## Work to complete
Scan the entries for the string "товара" and give the number of lines that have it, nothing further.

Collected data
----
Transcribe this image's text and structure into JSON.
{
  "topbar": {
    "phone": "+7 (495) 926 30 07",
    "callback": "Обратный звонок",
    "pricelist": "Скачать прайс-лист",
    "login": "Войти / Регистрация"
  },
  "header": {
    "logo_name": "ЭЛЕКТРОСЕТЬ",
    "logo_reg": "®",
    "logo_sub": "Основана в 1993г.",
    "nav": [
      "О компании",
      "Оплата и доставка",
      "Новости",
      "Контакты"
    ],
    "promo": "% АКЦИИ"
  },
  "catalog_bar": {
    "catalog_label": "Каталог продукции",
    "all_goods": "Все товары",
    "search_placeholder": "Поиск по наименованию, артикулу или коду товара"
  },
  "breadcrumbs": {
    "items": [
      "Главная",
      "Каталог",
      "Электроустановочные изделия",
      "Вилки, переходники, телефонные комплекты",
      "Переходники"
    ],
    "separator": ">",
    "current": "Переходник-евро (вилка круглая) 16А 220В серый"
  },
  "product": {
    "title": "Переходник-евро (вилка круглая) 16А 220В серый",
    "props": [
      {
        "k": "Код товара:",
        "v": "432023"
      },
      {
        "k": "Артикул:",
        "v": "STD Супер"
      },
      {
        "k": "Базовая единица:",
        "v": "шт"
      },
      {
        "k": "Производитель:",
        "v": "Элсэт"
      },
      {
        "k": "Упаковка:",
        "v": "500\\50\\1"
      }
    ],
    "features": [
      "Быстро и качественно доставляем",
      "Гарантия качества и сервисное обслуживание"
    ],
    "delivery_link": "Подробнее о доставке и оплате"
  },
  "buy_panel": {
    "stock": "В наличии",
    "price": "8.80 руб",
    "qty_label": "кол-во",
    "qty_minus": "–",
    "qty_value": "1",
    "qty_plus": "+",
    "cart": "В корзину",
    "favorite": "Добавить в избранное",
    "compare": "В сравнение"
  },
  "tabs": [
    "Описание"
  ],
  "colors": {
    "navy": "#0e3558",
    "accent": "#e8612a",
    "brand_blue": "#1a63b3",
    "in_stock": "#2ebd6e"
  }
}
----
## Complete response
2